◆ What to produce: For every line of the material below, check for the string "name" and return the line if it is there.

*** Opening of Provided data ***

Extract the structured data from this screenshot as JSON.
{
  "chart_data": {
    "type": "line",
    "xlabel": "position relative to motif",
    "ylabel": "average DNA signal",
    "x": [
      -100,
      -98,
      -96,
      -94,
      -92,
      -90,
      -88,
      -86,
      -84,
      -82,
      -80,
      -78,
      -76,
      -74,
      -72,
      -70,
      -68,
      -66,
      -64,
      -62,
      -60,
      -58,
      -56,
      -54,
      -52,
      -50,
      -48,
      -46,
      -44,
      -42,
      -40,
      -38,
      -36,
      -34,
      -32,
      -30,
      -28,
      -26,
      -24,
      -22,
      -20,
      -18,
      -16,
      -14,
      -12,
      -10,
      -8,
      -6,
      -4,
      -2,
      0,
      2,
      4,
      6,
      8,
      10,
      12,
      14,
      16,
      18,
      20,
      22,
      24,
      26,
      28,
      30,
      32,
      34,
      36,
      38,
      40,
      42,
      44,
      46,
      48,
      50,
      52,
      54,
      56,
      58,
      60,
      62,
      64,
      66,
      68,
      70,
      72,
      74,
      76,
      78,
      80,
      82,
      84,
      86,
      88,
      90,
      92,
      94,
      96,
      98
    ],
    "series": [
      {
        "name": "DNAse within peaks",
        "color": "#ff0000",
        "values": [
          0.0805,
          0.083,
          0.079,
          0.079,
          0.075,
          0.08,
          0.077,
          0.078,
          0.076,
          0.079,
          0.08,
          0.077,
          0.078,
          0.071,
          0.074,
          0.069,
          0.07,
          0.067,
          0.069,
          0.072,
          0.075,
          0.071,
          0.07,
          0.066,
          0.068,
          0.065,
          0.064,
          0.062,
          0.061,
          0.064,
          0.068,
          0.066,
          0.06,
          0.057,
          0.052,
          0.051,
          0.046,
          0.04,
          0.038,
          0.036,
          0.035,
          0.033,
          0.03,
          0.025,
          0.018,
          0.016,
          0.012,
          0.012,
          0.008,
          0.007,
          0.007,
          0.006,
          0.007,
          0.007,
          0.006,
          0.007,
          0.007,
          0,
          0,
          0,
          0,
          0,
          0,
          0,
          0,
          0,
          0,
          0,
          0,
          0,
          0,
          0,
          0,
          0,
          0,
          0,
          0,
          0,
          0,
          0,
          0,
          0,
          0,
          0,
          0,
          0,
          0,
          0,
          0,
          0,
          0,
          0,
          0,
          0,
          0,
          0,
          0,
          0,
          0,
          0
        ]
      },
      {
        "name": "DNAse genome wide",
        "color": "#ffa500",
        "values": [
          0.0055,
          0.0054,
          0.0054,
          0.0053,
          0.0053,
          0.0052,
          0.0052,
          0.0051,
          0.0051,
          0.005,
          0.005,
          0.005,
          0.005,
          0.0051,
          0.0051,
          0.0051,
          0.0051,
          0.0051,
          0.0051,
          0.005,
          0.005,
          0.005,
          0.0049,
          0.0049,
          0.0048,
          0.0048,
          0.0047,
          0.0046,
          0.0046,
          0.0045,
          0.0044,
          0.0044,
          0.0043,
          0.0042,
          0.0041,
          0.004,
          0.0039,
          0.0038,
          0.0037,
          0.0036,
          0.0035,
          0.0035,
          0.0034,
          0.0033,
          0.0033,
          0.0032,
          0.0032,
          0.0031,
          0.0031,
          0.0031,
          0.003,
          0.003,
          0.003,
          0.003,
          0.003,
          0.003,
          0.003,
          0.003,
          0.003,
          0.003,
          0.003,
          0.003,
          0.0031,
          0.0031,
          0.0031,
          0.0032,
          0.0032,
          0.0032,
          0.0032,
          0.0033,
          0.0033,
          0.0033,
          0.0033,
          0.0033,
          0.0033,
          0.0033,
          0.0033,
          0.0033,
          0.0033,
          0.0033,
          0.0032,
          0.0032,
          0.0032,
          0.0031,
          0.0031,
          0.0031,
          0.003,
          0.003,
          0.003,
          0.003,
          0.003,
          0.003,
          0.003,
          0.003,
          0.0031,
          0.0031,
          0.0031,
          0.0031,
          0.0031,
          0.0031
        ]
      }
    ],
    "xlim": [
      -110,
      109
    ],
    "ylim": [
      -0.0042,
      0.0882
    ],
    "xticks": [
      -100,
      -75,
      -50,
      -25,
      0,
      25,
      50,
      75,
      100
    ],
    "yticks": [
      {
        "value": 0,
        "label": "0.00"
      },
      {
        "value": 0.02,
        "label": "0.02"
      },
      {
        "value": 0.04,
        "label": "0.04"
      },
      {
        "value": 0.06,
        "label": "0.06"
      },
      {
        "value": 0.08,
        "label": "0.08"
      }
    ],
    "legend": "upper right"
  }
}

*** Close of Provided data ***

◆ Response for this exercise:
        "name": "DNAse within peaks",
        "name": "DNAse genome wide",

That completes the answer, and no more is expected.